Copy each line with the word "政治思想" in it.

○ ○ ○ ○ ○ ○ ○

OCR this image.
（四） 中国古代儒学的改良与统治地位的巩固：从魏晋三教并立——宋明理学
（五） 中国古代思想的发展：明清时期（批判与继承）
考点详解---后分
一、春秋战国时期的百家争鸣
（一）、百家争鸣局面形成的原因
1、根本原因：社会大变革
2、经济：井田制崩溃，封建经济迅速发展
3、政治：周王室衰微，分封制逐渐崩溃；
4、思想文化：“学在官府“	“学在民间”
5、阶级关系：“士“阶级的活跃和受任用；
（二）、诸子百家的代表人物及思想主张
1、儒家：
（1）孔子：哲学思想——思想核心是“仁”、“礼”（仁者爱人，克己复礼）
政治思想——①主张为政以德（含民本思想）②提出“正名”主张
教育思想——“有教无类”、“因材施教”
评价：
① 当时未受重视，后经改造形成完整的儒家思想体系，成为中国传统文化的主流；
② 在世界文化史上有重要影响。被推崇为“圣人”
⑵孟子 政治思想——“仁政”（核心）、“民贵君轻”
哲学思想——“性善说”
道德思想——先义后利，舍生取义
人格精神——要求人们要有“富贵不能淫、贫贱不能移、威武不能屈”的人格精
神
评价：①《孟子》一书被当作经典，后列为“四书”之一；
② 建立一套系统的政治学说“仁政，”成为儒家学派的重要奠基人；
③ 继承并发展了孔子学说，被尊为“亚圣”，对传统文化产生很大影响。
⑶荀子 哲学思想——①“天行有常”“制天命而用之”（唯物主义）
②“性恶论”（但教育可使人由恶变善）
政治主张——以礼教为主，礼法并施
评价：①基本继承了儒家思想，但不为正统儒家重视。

○ ○ ○ ○ ○ ○ ○

__Result of the task__.
政治思想——①主张为政以德（含民本思想）②提出“正名”主张
⑵孟子 政治思想——“仁政”（核心）、“民贵君轻”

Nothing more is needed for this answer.